>>>>>

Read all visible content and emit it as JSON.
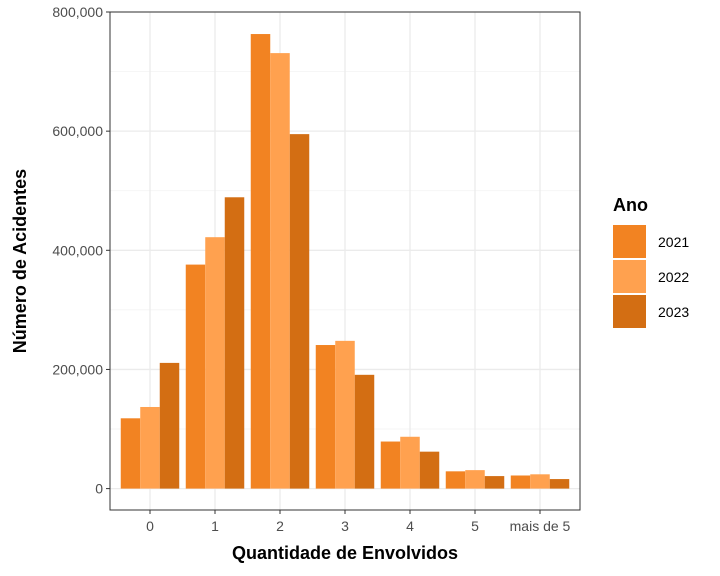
{
  "chart_data": {
    "type": "bar",
    "title": "",
    "xlabel": "Quantidade de Envolvidos",
    "ylabel": "Número de Acidentes",
    "categories": [
      "0",
      "1",
      "2",
      "3",
      "4",
      "5",
      "mais de 5"
    ],
    "series": [
      {
        "name": "2021",
        "color": "#F28322",
        "values": [
          118000,
          376000,
          763000,
          241000,
          79000,
          29000,
          22000
        ]
      },
      {
        "name": "2022",
        "color": "#FFA14F",
        "values": [
          137000,
          422000,
          731000,
          248000,
          87000,
          31000,
          24000
        ]
      },
      {
        "name": "2023",
        "color": "#D36E13",
        "values": [
          211000,
          489000,
          595000,
          191000,
          62000,
          21000,
          16000
        ]
      }
    ],
    "ylim": [
      0,
      800000
    ],
    "y_ticks": [
      0,
      200000,
      400000,
      600000,
      800000
    ],
    "y_tick_labels": [
      "0",
      "200,000",
      "400,000",
      "600,000",
      "800,000"
    ],
    "legend": {
      "title": "Ano",
      "position": "right"
    },
    "grid": true
  }
}
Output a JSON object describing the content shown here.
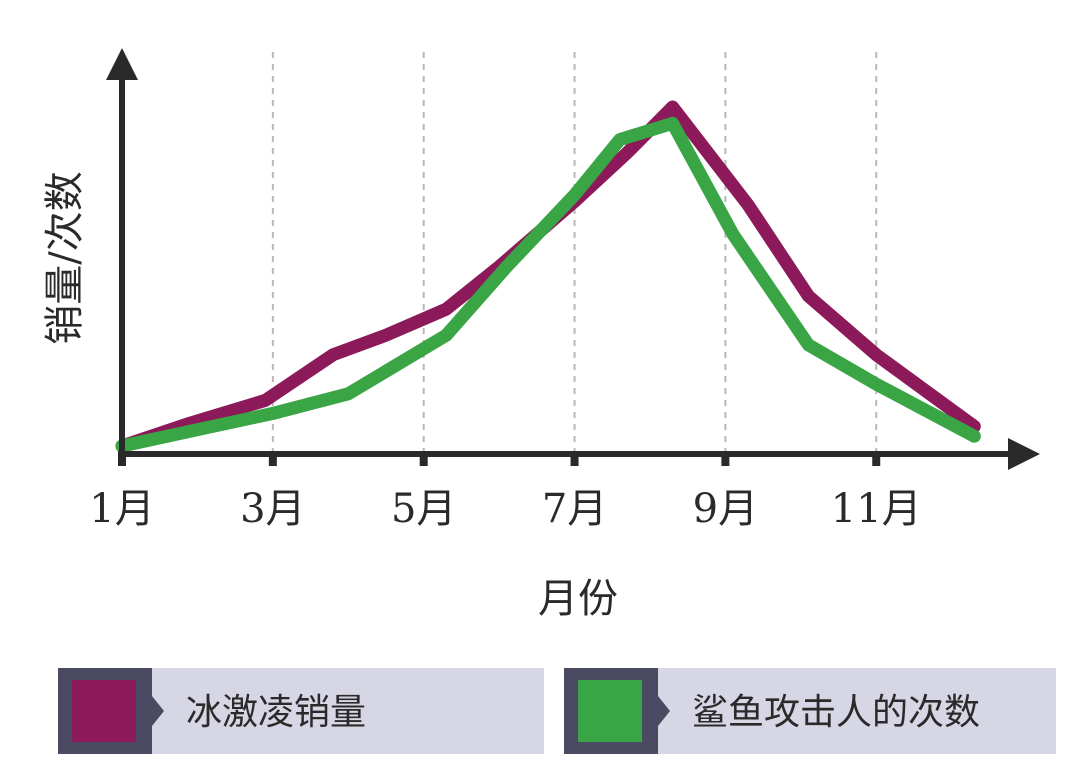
{
  "chart_data": {
    "type": "line",
    "xlabel": "月份",
    "ylabel": "销量/次数",
    "x_ticks": [
      {
        "month": 1,
        "label": "1月"
      },
      {
        "month": 3,
        "label": "3月"
      },
      {
        "month": 5,
        "label": "5月"
      },
      {
        "month": 7,
        "label": "7月"
      },
      {
        "month": 9,
        "label": "9月"
      },
      {
        "month": 11,
        "label": "11月"
      }
    ],
    "xlim": [
      1,
      12.8
    ],
    "ylim": [
      0,
      100
    ],
    "grid": "vertical-dashed",
    "legend_position": "bottom",
    "series": [
      {
        "name": "冰激凌销量",
        "color": "#8c1a5a",
        "points": [
          [
            1,
            0
          ],
          [
            1.9,
            7
          ],
          [
            2.9,
            14
          ],
          [
            3.8,
            28
          ],
          [
            4.5,
            34
          ],
          [
            5.3,
            42
          ],
          [
            6,
            55
          ],
          [
            7,
            75
          ],
          [
            7.7,
            90
          ],
          [
            8.3,
            104
          ],
          [
            9.3,
            74
          ],
          [
            10.1,
            46
          ],
          [
            11,
            28
          ],
          [
            12.3,
            6
          ]
        ]
      },
      {
        "name": "鲨鱼攻击人的次数",
        "color": "#3aa544",
        "points": [
          [
            1,
            0
          ],
          [
            2,
            5
          ],
          [
            3,
            10
          ],
          [
            4,
            16
          ],
          [
            5.3,
            34
          ],
          [
            6.1,
            55
          ],
          [
            7,
            77
          ],
          [
            7.6,
            94
          ],
          [
            8.3,
            99
          ],
          [
            9.1,
            65
          ],
          [
            10.1,
            31
          ],
          [
            11,
            19
          ],
          [
            12.3,
            3
          ]
        ]
      }
    ]
  }
}
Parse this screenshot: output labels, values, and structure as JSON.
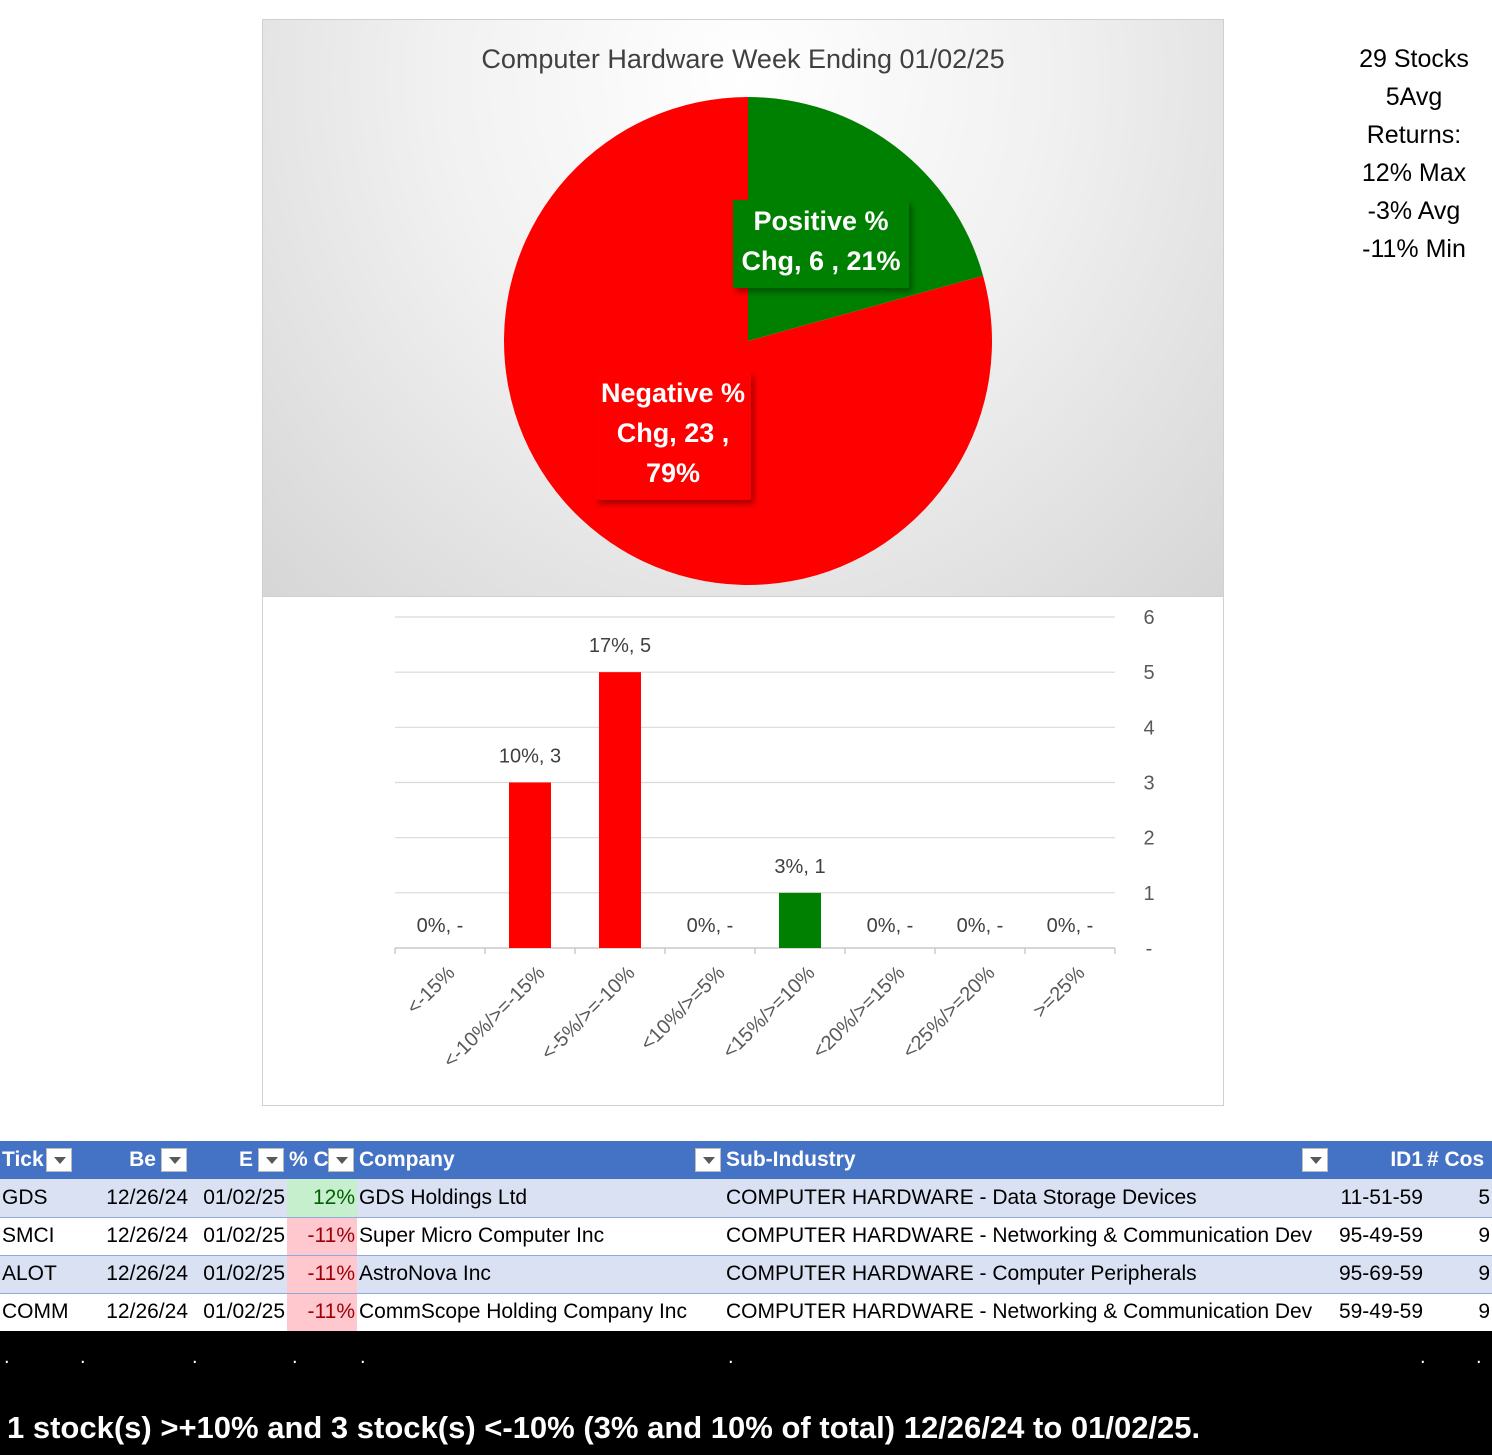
{
  "chart_data": [
    {
      "type": "pie",
      "title": "Computer Hardware Week Ending 01/02/25",
      "slices": [
        {
          "label": "Positive % Chg",
          "label_line1": "Positive %",
          "label_line2": "Chg,  6 , 21%",
          "label_line3": "",
          "count": 6,
          "percent": 21,
          "color": "#008000"
        },
        {
          "label": "Negative % Chg",
          "label_line1": "Negative %",
          "label_line2": "Chg,  23 ,",
          "label_line3": "79%",
          "count": 23,
          "percent": 79,
          "color": "#ff0000"
        }
      ]
    },
    {
      "type": "bar",
      "categories": [
        "<-15%",
        "<-10%/>=-15%",
        "<-5%/>=-10%",
        "<10%/>=5%",
        "<15%/>=10%",
        "<20%/>=15%",
        "<25%/>=20%",
        ">=25%"
      ],
      "values": [
        0,
        3,
        5,
        0,
        1,
        0,
        0,
        0
      ],
      "data_labels": [
        "0%,  -",
        "10%,  3",
        "17%,  5",
        "0%,  -",
        "3%,  1",
        "0%,  -",
        "0%,  -",
        "0%,  -"
      ],
      "colors": [
        "#ff0000",
        "#ff0000",
        "#ff0000",
        "#ff0000",
        "#008000",
        "#008000",
        "#008000",
        "#008000"
      ],
      "yticks": [
        "-",
        "1",
        "2",
        "3",
        "4",
        "5",
        "6"
      ],
      "ylim": [
        0,
        6
      ],
      "y_axis_position": "right",
      "grid": true
    }
  ],
  "summary": {
    "lines": [
      "29 Stocks",
      "5Avg",
      "Returns:",
      "12% Max",
      "-3% Avg",
      "-11% Min"
    ]
  },
  "table": {
    "headers": [
      "Tick",
      "Be",
      "E",
      "% C",
      "Company",
      "Sub-Industry",
      "ID1",
      "# Cos"
    ],
    "rows": [
      {
        "ticker": "GDS",
        "begin": "12/26/24",
        "end": "01/02/25",
        "pct": "12%",
        "sign": "pos",
        "company": "GDS Holdings Ltd",
        "sub_industry": "COMPUTER HARDWARE - Data Storage Devices",
        "id1": "11-51-59",
        "cos": "5"
      },
      {
        "ticker": "SMCI",
        "begin": "12/26/24",
        "end": "01/02/25",
        "pct": "-11%",
        "sign": "neg",
        "company": "Super Micro Computer Inc",
        "sub_industry": "COMPUTER HARDWARE - Networking & Communication Dev",
        "id1": "95-49-59",
        "cos": "9"
      },
      {
        "ticker": "ALOT",
        "begin": "12/26/24",
        "end": "01/02/25",
        "pct": "-11%",
        "sign": "neg",
        "company": "AstroNova Inc",
        "sub_industry": "COMPUTER HARDWARE - Computer Peripherals",
        "id1": "95-69-59",
        "cos": "9"
      },
      {
        "ticker": "COMM",
        "begin": "12/26/24",
        "end": "01/02/25",
        "pct": "-11%",
        "sign": "neg",
        "company": "CommScope Holding Company Inc",
        "sub_industry": "COMPUTER HARDWARE - Networking & Communication Dev",
        "id1": "59-49-59",
        "cos": "9"
      }
    ]
  },
  "footer": {
    "dot": ".",
    "text": "1 stock(s) >+10% and 3 stock(s) <-10% (3% and 10% of total) 12/26/24 to 01/02/25."
  }
}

<<<<<

* [Objective]
Retype the data above exactly; pictures are not part of the copy.

* [Answer below]
Read all visible content and emit it as JSON.
{
  "chart_data": {
    "type": "bar",
    "title": "",
    "xlabel": "Quantidade de Envolvidos",
    "ylabel": "Número de Acidentes",
    "categories": [
      "0",
      "1",
      "2",
      "3",
      "4",
      "5",
      "mais de 5"
    ],
    "series": [
      {
        "name": "2021",
        "color": "#F28322",
        "values": [
          118000,
          376000,
          763000,
          241000,
          79000,
          29000,
          22000
        ]
      },
      {
        "name": "2022",
        "color": "#FFA14F",
        "values": [
          137000,
          422000,
          731000,
          248000,
          87000,
          31000,
          24000
        ]
      },
      {
        "name": "2023",
        "color": "#D36E13",
        "values": [
          211000,
          489000,
          595000,
          191000,
          62000,
          21000,
          16000
        ]
      }
    ],
    "ylim": [
      0,
      800000
    ],
    "y_ticks": [
      0,
      200000,
      400000,
      600000,
      800000
    ],
    "y_tick_labels": [
      "0",
      "200,000",
      "400,000",
      "600,000",
      "800,000"
    ],
    "legend": {
      "title": "Ano",
      "position": "right"
    },
    "grid": true
  }
}
Output a JSON object describing the content shown here.
{
  "chart_data": {
    "type": "line",
    "xlabel": "月份",
    "ylabel": "销量/次数",
    "x_ticks": [
      {
        "month": 1,
        "label": "1月"
      },
      {
        "month": 3,
        "label": "3月"
      },
      {
        "month": 5,
        "label": "5月"
      },
      {
        "month": 7,
        "label": "7月"
      },
      {
        "month": 9,
        "label": "9月"
      },
      {
        "month": 11,
        "label": "11月"
      }
    ],
    "xlim": [
      1,
      12.8
    ],
    "ylim": [
      0,
      100
    ],
    "grid": "vertical-dashed",
    "legend_position": "bottom",
    "series": [
      {
        "name": "冰激凌销量",
        "color": "#8c1a5a",
        "points": [
          [
            1,
            0
          ],
          [
            1.9,
            7
          ],
          [
            2.9,
            14
          ],
          [
            3.8,
            28
          ],
          [
            4.5,
            34
          ],
          [
            5.3,
            42
          ],
          [
            6,
            55
          ],
          [
            7,
            75
          ],
          [
            7.7,
            90
          ],
          [
            8.3,
            104
          ],
          [
            9.3,
            74
          ],
          [
            10.1,
            46
          ],
          [
            11,
            28
          ],
          [
            12.3,
            6
          ]
        ]
      },
      {
        "name": "鲨鱼攻击人的次数",
        "color": "#3aa544",
        "points": [
          [
            1,
            0
          ],
          [
            2,
            5
          ],
          [
            3,
            10
          ],
          [
            4,
            16
          ],
          [
            5.3,
            34
          ],
          [
            6.1,
            55
          ],
          [
            7,
            77
          ],
          [
            7.6,
            94
          ],
          [
            8.3,
            99
          ],
          [
            9.1,
            65
          ],
          [
            10.1,
            31
          ],
          [
            11,
            19
          ],
          [
            12.3,
            3
          ]
        ]
      }
    ]
  }
}
Parse this screenshot: output labels, values, and structure as JSON.
{
  "chart_data": [
    {
      "type": "pie",
      "title": "Computer Hardware Week Ending 01/02/25",
      "slices": [
        {
          "label": "Positive % Chg",
          "label_line1": "Positive %",
          "label_line2": "Chg,  6 , 21%",
          "label_line3": "",
          "count": 6,
          "percent": 21,
          "color": "#008000"
        },
        {
          "label": "Negative % Chg",
          "label_line1": "Negative %",
          "label_line2": "Chg,  23 ,",
          "label_line3": "79%",
          "count": 23,
          "percent": 79,
          "color": "#ff0000"
        }
      ]
    },
    {
      "type": "bar",
      "categories": [
        "<-15%",
        "<-10%/>=-15%",
        "<-5%/>=-10%",
        "<10%/>=5%",
        "<15%/>=10%",
        "<20%/>=15%",
        "<25%/>=20%",
        ">=25%"
      ],
      "values": [
        0,
        3,
        5,
        0,
        1,
        0,
        0,
        0
      ],
      "data_labels": [
        "0%,  -",
        "10%,  3",
        "17%,  5",
        "0%,  -",
        "3%,  1",
        "0%,  -",
        "0%,  -",
        "0%,  -"
      ],
      "colors": [
        "#ff0000",
        "#ff0000",
        "#ff0000",
        "#ff0000",
        "#008000",
        "#008000",
        "#008000",
        "#008000"
      ],
      "yticks": [
        "-",
        "1",
        "2",
        "3",
        "4",
        "5",
        "6"
      ],
      "ylim": [
        0,
        6
      ],
      "y_axis_position": "right",
      "grid": true
    }
  ],
  "summary": {
    "lines": [
      "29 Stocks",
      "5Avg",
      "Returns:",
      "12% Max",
      "-3% Avg",
      "-11% Min"
    ]
  },
  "table": {
    "headers": [
      "Tick",
      "Be",
      "E",
      "% C",
      "Company",
      "Sub-Industry",
      "ID1",
      "# Cos"
    ],
    "rows": [
      {
        "ticker": "GDS",
        "begin": "12/26/24",
        "end": "01/02/25",
        "pct": "12%",
        "sign": "pos",
        "company": "GDS Holdings Ltd",
        "sub_industry": "COMPUTER HARDWARE - Data Storage Devices",
        "id1": "11-51-59",
        "cos": "5"
      },
      {
        "ticker": "SMCI",
        "begin": "12/26/24",
        "end": "01/02/25",
        "pct": "-11%",
        "sign": "neg",
        "company": "Super Micro Computer Inc",
        "sub_industry": "COMPUTER HARDWARE - Networking & Communication Dev",
        "id1": "95-49-59",
        "cos": "9"
      },
      {
        "ticker": "ALOT",
        "begin": "12/26/24",
        "end": "01/02/25",
        "pct": "-11%",
        "sign": "neg",
        "company": "AstroNova Inc",
        "sub_industry": "COMPUTER HARDWARE - Computer Peripherals",
        "id1": "95-69-59",
        "cos": "9"
      },
      {
        "ticker": "COMM",
        "begin": "12/26/24",
        "end": "01/02/25",
        "pct": "-11%",
        "sign": "neg",
        "company": "CommScope Holding Company Inc",
        "sub_industry": "COMPUTER HARDWARE - Networking & Communication Dev",
        "id1": "59-49-59",
        "cos": "9"
      }
    ]
  },
  "footer": {
    "dot": ".",
    "text": "1 stock(s) >+10% and 3 stock(s) <-10% (3% and 10% of total) 12/26/24 to 01/02/25."
  }
}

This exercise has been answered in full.